**Material supplied**
* * * * * * * * *
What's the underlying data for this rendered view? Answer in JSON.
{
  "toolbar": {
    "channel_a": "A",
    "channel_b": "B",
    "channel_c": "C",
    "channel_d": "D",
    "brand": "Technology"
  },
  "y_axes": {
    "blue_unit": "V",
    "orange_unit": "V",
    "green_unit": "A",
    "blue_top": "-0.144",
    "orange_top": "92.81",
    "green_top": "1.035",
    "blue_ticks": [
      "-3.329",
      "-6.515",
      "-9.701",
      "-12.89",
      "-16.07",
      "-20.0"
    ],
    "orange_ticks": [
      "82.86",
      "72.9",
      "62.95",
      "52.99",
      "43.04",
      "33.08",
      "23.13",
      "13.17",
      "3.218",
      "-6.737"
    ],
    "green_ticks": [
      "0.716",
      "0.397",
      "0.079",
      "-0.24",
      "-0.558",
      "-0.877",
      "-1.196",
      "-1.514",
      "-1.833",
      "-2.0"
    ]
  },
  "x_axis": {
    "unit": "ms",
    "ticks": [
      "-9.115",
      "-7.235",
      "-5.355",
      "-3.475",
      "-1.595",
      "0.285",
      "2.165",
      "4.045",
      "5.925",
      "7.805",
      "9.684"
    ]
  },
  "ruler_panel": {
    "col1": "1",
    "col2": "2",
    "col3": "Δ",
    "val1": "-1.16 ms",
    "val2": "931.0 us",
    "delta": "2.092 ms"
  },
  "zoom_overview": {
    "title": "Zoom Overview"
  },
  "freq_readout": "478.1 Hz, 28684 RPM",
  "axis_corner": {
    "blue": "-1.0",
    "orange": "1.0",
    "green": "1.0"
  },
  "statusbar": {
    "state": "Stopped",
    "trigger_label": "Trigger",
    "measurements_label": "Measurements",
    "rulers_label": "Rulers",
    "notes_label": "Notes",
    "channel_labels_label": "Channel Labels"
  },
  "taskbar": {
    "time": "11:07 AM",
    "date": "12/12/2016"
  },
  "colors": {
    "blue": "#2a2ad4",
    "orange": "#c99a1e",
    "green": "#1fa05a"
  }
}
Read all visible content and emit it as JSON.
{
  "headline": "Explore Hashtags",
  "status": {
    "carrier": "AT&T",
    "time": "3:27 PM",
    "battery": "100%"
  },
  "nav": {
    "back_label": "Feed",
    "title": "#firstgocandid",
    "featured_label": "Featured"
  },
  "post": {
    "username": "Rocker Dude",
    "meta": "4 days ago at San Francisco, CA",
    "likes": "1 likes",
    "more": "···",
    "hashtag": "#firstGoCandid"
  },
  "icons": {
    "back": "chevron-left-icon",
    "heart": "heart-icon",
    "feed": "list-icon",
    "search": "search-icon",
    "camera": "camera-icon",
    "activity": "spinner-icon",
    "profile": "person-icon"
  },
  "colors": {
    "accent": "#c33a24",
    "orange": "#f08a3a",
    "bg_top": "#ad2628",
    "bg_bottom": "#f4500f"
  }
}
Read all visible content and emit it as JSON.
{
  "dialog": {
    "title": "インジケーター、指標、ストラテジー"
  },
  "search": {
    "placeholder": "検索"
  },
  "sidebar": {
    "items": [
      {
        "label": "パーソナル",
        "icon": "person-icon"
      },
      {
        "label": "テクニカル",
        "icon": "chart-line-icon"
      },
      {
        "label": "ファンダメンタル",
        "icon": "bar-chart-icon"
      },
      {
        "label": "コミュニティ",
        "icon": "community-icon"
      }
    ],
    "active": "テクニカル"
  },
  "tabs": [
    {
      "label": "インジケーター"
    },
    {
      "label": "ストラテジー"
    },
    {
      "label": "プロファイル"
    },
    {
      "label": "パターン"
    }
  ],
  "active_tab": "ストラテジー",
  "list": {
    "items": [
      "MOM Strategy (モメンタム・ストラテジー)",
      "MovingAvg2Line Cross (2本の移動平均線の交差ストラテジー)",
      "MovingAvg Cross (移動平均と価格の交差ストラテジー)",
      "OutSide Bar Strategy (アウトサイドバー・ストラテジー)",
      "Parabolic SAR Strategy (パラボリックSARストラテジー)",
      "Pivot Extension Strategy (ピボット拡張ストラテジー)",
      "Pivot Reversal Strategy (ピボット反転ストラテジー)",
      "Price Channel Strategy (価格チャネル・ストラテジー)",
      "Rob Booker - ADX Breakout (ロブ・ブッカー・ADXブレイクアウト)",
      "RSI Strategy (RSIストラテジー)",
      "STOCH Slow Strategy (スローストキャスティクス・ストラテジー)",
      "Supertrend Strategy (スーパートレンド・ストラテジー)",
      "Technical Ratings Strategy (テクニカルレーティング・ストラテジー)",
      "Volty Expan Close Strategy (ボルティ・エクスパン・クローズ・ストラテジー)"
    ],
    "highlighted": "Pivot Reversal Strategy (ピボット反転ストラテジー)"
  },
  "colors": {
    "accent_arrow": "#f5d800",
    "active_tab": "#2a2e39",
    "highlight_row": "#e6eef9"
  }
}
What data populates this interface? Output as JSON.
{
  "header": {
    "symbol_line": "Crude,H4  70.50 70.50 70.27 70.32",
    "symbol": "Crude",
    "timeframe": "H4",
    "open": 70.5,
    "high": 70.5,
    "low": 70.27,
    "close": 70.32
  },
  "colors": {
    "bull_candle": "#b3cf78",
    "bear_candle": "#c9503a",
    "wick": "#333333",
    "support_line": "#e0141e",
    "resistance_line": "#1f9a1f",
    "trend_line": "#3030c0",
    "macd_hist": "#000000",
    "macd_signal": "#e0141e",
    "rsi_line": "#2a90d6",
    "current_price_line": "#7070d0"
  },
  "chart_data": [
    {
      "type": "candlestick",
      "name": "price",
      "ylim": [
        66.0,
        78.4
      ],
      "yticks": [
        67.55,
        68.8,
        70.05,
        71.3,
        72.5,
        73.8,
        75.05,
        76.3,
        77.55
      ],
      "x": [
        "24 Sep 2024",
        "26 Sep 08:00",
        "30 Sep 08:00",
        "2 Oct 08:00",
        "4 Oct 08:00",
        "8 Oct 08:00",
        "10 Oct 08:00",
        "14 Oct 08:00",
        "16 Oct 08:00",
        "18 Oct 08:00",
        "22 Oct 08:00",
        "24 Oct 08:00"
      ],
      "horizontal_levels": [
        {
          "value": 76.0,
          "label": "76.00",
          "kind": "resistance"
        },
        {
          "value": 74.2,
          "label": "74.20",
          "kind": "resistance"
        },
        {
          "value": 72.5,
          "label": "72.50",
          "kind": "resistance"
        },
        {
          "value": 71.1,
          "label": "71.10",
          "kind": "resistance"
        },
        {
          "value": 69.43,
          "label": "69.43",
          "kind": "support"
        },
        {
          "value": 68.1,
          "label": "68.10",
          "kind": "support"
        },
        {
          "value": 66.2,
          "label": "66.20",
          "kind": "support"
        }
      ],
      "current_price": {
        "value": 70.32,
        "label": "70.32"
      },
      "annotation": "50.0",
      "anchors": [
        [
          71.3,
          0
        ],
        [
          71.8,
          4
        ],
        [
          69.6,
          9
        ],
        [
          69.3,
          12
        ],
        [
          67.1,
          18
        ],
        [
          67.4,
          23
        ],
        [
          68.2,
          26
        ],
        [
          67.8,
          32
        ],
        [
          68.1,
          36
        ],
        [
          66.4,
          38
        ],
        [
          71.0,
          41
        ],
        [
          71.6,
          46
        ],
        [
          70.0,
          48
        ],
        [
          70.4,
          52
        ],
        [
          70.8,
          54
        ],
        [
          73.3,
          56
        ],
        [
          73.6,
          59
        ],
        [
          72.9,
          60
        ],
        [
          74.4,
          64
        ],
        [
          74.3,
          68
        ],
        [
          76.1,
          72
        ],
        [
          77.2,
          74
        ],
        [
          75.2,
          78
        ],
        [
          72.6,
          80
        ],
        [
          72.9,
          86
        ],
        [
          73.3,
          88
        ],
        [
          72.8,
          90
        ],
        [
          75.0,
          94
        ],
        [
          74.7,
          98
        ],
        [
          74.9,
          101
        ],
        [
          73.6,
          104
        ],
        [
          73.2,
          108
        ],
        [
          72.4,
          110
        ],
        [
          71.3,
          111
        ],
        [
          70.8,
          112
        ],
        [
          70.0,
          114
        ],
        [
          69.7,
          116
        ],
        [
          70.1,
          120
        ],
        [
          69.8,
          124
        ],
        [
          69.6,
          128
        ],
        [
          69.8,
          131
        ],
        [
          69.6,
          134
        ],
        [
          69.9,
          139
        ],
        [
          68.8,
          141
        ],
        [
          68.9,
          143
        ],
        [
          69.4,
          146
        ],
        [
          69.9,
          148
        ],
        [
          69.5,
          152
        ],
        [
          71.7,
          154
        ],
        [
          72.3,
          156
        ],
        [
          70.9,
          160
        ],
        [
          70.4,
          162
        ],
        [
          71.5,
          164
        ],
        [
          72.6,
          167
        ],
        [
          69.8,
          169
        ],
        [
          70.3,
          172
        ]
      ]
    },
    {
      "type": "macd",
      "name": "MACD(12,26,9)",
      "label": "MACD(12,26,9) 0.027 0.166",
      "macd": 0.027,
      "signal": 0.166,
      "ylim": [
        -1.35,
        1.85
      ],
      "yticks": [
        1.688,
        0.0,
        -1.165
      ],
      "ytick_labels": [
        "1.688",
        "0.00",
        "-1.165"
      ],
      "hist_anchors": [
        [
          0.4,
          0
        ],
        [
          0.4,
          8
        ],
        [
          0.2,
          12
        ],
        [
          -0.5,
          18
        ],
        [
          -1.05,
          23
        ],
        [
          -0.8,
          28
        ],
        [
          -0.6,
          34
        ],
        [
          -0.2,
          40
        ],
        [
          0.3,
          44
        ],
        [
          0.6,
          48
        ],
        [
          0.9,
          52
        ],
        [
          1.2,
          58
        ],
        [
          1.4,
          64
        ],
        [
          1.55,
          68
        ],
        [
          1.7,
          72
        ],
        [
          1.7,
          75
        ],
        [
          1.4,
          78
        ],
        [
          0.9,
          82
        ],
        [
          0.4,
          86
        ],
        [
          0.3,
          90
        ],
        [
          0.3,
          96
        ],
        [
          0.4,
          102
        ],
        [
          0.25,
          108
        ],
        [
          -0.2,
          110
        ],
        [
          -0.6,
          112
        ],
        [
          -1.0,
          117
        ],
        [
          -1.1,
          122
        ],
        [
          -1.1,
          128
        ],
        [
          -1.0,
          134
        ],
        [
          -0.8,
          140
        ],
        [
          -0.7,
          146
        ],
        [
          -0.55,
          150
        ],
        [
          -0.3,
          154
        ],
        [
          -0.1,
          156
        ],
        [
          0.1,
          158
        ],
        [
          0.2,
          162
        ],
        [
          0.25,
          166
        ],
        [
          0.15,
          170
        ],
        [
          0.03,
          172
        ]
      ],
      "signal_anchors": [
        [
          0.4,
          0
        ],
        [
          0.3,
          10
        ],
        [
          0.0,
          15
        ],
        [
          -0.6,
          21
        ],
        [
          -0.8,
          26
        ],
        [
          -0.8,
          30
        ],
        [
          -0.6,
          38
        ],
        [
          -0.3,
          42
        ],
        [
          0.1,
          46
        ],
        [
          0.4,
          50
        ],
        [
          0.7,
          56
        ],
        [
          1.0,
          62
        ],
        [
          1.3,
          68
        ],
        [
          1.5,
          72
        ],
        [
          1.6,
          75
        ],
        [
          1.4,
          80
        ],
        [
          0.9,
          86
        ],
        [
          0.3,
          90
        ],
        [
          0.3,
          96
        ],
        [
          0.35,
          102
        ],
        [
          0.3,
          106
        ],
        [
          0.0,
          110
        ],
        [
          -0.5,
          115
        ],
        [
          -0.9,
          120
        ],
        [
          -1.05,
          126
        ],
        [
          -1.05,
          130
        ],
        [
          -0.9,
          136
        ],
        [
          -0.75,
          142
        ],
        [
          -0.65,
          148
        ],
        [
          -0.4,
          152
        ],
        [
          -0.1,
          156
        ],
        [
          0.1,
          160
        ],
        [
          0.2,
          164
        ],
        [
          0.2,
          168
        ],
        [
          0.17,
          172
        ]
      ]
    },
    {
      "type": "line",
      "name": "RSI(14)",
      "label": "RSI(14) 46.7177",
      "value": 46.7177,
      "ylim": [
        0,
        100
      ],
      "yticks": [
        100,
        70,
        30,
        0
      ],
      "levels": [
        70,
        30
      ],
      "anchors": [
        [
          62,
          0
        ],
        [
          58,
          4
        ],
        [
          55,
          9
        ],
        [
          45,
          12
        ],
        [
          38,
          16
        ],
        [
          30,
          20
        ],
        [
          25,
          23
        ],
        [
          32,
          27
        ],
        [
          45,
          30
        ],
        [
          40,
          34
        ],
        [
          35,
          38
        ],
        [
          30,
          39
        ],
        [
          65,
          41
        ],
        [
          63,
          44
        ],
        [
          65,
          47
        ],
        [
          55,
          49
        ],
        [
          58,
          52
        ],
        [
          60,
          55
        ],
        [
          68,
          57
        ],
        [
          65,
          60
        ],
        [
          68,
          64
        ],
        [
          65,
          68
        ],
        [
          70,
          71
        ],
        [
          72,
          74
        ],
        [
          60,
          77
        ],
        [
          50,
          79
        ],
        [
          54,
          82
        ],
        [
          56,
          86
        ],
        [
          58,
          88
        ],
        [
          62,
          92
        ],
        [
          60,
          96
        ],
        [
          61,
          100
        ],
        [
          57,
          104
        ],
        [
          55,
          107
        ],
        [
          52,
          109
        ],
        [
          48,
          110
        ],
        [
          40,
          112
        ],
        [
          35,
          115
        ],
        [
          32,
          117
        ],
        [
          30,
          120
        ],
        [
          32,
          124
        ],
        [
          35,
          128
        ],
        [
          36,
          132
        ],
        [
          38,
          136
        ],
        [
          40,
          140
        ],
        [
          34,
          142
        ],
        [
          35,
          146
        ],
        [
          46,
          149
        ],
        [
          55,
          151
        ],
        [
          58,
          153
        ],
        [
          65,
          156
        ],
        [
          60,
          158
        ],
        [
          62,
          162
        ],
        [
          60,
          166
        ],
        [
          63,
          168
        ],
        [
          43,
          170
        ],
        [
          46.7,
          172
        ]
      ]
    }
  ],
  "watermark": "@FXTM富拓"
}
* * * * * * * * *
**To do**
Locate the word "this" in the entries, and copy every line where it is found.

**Result of the task**
What's the underlying data for this rendered view? Answer in JSON.
What data populates this interface? Output as JSON.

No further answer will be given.